Dataset rows:
-*-*-

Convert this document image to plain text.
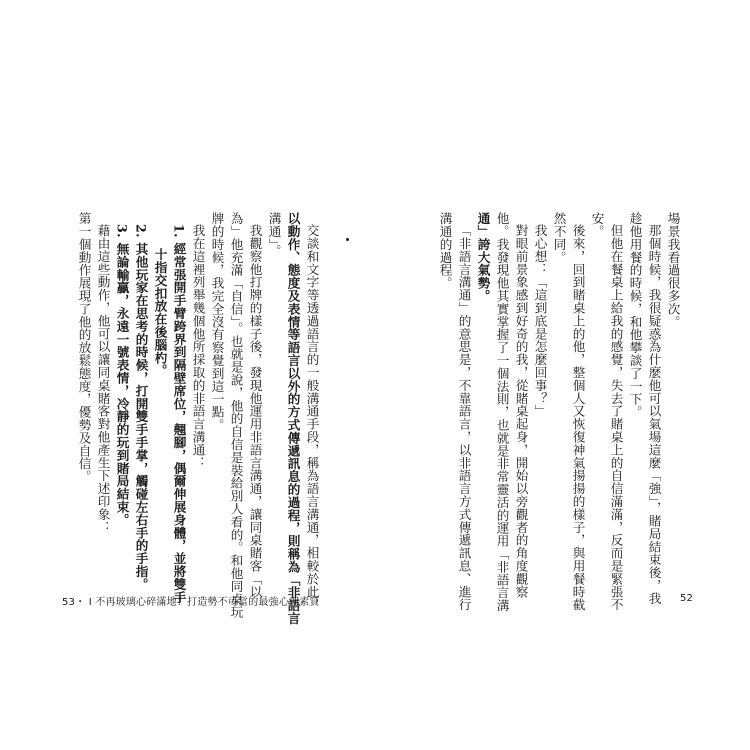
場景我看過很多次。
那個時候，我很疑惑為什麼他可以氣場這麼「強」，賭局結束後，我
趁他用餐的時候，和他攀談了一下。
但他在餐桌上給我的感覺，失去了賭桌上的自信滿滿，反而是緊張不
安。
後來，回到賭桌上的他，整個人又恢復神氣揚揚的樣子，與用餐時截
然不同。
我心想：「這到底是怎麼回事？」
對眼前景象感到好奇的我，從賭桌起身，開始以旁觀者的角度觀察
他。我發現他其實掌握了一個法則，也就是非常靈活的運用「非語言溝
通」誇大氣勢。
「非語言溝通」的意思是，不靠語言，以非語言方式傳遞訊息、進行
溝通的過程。
交談和文字等透過語言的一般溝通手段，稱為語言溝通，相較於此，
以動作、態度及表情等語言以外的方式傳遞訊息的過程，則稱為「非語言
溝通」。
我觀察他打牌的樣子後，發現他運用非語言溝通，讓同桌賭客「以
為」他充滿「自信」。也就是說，他的自信是裝給別人看的。和他同桌玩
牌的時候，我完全沒有察覺到這一點。
我在這裡列舉幾個他所採取的非語言溝通：
1. 經常張開手臂跨界到隔壁席位，翹腳，偶爾伸展身體，並將雙手
十指交扣放在後腦杓。
2. 其他玩家在思考的時候，打開雙手手掌，觸碰左右手的手指。
3. 無論輸贏，永遠一號表情，冷靜的玩到賭局結束。
藉由這些動作，他可以讓同桌賭客對他產生下述印象：
第一個動作展現了他的放鬆態度，優勢及自信。
53・ I 不再玻璃心碎滿地！打造勢不可當的最強心理素質	52
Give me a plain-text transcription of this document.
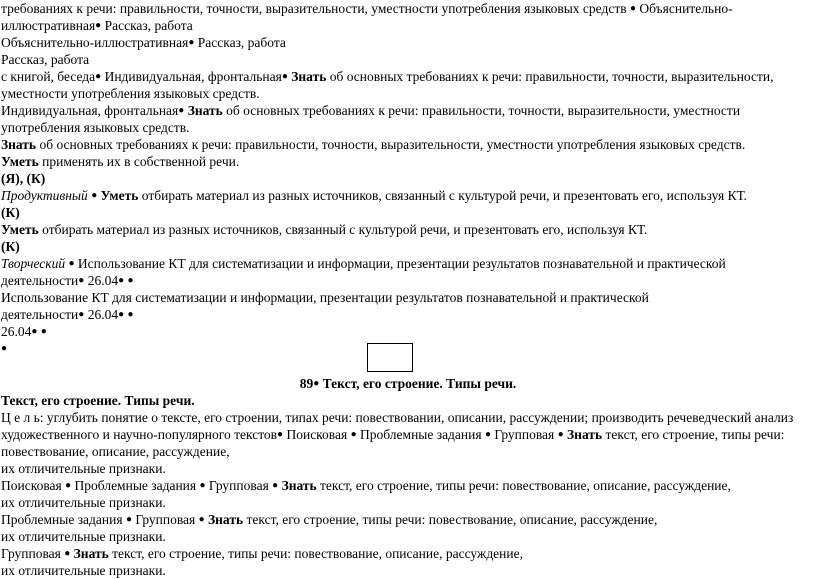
требованиях к речи: правильности, точности, выразительности, уместности употребления языковых средств ● Объяснительно-
иллюстративная● Рассказ, работа
Объяснительно-иллюстративная● Рассказ, работа
Рассказ, работа
с книгой, беседа● Индивидуальная, фронтальная● Знать об основных требованиях к речи: правильности, точности, выразительности,
уместности употребления языковых средств.
Индивидуальная, фронтальная● Знать об основных требованиях к речи: правильности, точности, выразительности, уместности
употребления языковых средств.
Знать об основных требованиях к речи: правильности, точности, выразительности, уместности употребления языковых средств.
Уметь применять их в собственной речи.
(Я), (К)
Продуктивный ● Уметь отбирать материал из разных источников, связанный с культурой речи, и презентовать его, используя КТ.
(К)
Уметь отбирать материал из разных источников, связанный с культурой речи, и презентовать его, используя КТ.
(К)
Творческий ● Использование КТ для систематизации и информации, презентации результатов познавательной и практической
деятельности● 26.04● ●
Использование КТ для систематизации и информации, презентации результатов познавательной и практической
деятельности● 26.04● ●
26.04● ●
●
89● Текст, его строение. Типы речи.
Текст, его строение. Типы речи.
Ц е л ь: углубить понятие о тексте, его строении, типах речи: повествовании, описании, рассуждении; производить речеведческий анализ
художественного и научно-популярного текстов● Поисковая ● Проблемные задания ● Групповая ● Знать текст, его строение, типы речи:
повествование, описание, рассуждение,
их отличительные признаки.
Поисковая ● Проблемные задания ● Групповая ● Знать текст, его строение, типы речи: повествование, описание, рассуждение,
их отличительные признаки.
Проблемные задания ● Групповая ● Знать текст, его строение, типы речи: повествование, описание, рассуждение,
их отличительные признаки.
Групповая ● Знать текст, его строение, типы речи: повествование, описание, рассуждение,
их отличительные признаки.
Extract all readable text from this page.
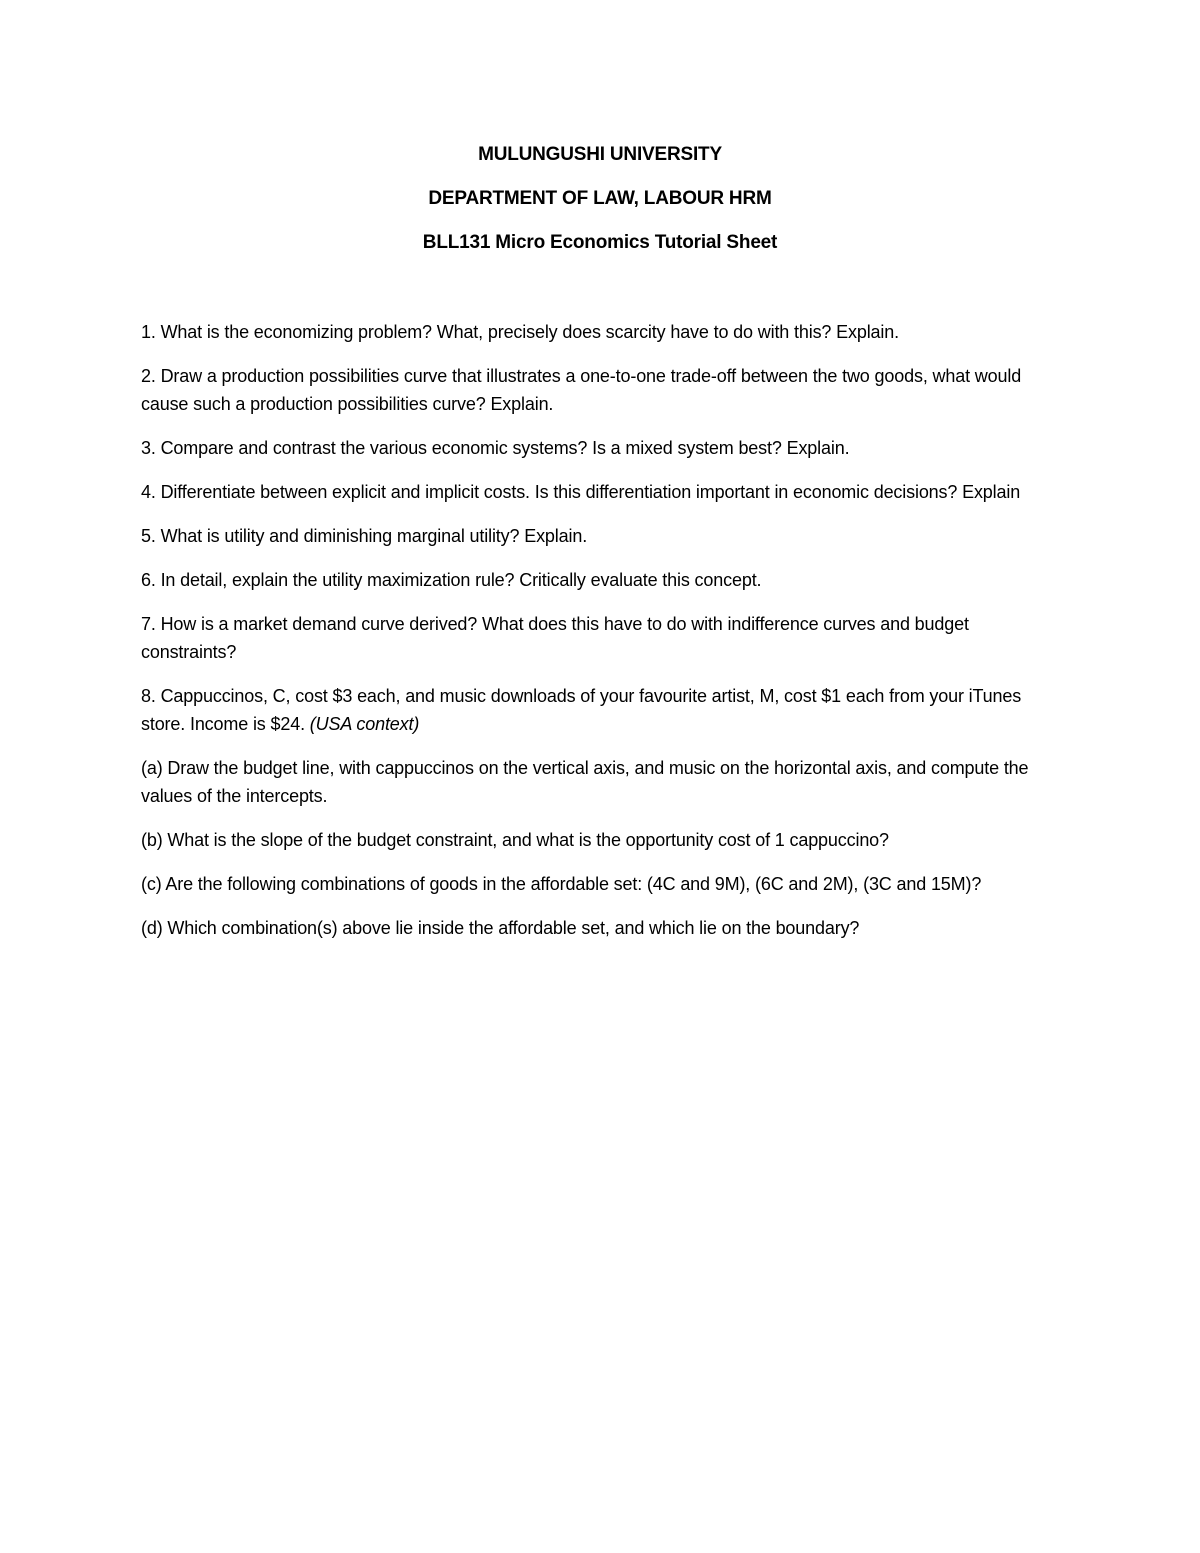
MULUNGUSHI UNIVERSITY
DEPARTMENT OF LAW, LABOUR HRM
BLL131 Micro Economics Tutorial Sheet

1. What is the economizing problem? What, precisely does scarcity have to do with this? Explain.

2. Draw a production possibilities curve that illustrates a one-to-one trade-off between the two goods, what would cause such a production possibilities curve? Explain.

3. Compare and contrast the various economic systems? Is a mixed system best? Explain.

4. Differentiate between explicit and implicit costs. Is this differentiation important in economic decisions? Explain

5. What is utility and diminishing marginal utility? Explain.

6. In detail, explain the utility maximization rule? Critically evaluate this concept.

7. How is a market demand curve derived? What does this have to do with indifference curves and budget constraints?

8. Cappuccinos, C, cost $3 each, and music downloads of your favourite artist, M, cost $1 each from your iTunes store. Income is $24. (USA context)

(a) Draw the budget line, with cappuccinos on the vertical axis, and music on the horizontal axis, and compute the values of the intercepts.

(b) What is the slope of the budget constraint, and what is the opportunity cost of 1 cappuccino?

(c) Are the following combinations of goods in the affordable set: (4C and 9M), (6C and 2M), (3C and 15M)?

(d) Which combination(s) above lie inside the affordable set, and which lie on the boundary?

-*-*-

Only lines with the word "Draw" should be collected from the material.

2. Draw a production possibilities curve that illustrates a one-to-one trade-off between the two goods, what would cause such a production possibilities curve? Explain.
(a) Draw the budget line, with cappuccinos on the vertical axis, and music on the horizontal axis, and compute the values of the intercepts.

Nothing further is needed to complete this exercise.